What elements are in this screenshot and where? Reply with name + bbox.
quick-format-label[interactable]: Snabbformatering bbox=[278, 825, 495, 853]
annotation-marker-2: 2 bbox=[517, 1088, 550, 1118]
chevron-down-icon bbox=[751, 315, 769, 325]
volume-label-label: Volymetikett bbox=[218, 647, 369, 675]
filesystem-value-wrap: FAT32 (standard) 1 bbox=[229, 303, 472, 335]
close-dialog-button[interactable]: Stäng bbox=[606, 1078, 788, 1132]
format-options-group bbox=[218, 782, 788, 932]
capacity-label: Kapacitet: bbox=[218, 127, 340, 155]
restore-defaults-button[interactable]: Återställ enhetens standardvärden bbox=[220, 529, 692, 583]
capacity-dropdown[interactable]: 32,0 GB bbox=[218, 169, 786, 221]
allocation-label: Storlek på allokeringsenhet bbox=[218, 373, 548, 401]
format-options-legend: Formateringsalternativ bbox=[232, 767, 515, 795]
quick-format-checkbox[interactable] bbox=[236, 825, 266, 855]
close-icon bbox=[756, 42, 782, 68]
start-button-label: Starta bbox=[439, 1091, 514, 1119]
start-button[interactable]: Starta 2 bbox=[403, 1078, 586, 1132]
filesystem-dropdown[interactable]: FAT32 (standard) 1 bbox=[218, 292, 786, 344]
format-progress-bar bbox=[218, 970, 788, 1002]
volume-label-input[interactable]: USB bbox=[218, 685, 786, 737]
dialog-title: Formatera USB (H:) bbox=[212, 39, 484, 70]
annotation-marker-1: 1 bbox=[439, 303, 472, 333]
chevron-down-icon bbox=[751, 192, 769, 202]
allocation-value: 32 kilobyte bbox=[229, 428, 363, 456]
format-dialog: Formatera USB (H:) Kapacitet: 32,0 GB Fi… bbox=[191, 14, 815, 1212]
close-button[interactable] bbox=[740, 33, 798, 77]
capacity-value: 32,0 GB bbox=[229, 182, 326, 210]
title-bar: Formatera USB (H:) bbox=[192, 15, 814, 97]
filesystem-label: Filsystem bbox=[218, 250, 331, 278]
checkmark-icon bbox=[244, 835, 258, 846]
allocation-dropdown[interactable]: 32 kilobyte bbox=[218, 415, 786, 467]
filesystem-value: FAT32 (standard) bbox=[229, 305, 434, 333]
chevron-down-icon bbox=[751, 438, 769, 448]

■ ■ ■ ■ ■

**DO THIS**
Change every "chevron-down-icon" in the records to "arrow-down-icon" and write out all the lines again, leaving everything else the same.

**RESPONSE**
What elements are in this screenshot and where? Reply with name + bbox.
quick-format-label[interactable]: Snabbformatering bbox=[278, 825, 495, 853]
annotation-marker-2: 2 bbox=[517, 1088, 550, 1118]
arrow-down-icon bbox=[751, 315, 769, 325]
volume-label-label: Volymetikett bbox=[218, 647, 369, 675]
filesystem-value-wrap: FAT32 (standard) 1 bbox=[229, 303, 472, 335]
close-dialog-button[interactable]: Stäng bbox=[606, 1078, 788, 1132]
format-options-group bbox=[218, 782, 788, 932]
capacity-label: Kapacitet: bbox=[218, 127, 340, 155]
restore-defaults-button[interactable]: Återställ enhetens standardvärden bbox=[220, 529, 692, 583]
capacity-dropdown[interactable]: 32,0 GB bbox=[218, 169, 786, 221]
allocation-label: Storlek på allokeringsenhet bbox=[218, 373, 548, 401]
format-options-legend: Formateringsalternativ bbox=[232, 767, 515, 795]
quick-format-checkbox[interactable] bbox=[236, 825, 266, 855]
close-icon bbox=[756, 42, 782, 68]
start-button-label: Starta bbox=[439, 1091, 514, 1119]
start-button[interactable]: Starta 2 bbox=[403, 1078, 586, 1132]
filesystem-dropdown[interactable]: FAT32 (standard) 1 bbox=[218, 292, 786, 344]
format-progress-bar bbox=[218, 970, 788, 1002]
volume-label-input[interactable]: USB bbox=[218, 685, 786, 737]
dialog-title: Formatera USB (H:) bbox=[212, 39, 484, 70]
annotation-marker-1: 1 bbox=[439, 303, 472, 333]
arrow-down-icon bbox=[751, 192, 769, 202]
allocation-value: 32 kilobyte bbox=[229, 428, 363, 456]
format-dialog: Formatera USB (H:) Kapacitet: 32,0 GB Fi… bbox=[191, 14, 815, 1212]
close-button[interactable] bbox=[740, 33, 798, 77]
capacity-value: 32,0 GB bbox=[229, 182, 326, 210]
title-bar: Formatera USB (H:) bbox=[192, 15, 814, 97]
filesystem-label: Filsystem bbox=[218, 250, 331, 278]
checkmark-icon bbox=[244, 835, 258, 846]
allocation-dropdown[interactable]: 32 kilobyte bbox=[218, 415, 786, 467]
filesystem-value: FAT32 (standard) bbox=[229, 305, 434, 333]
arrow-down-icon bbox=[751, 438, 769, 448]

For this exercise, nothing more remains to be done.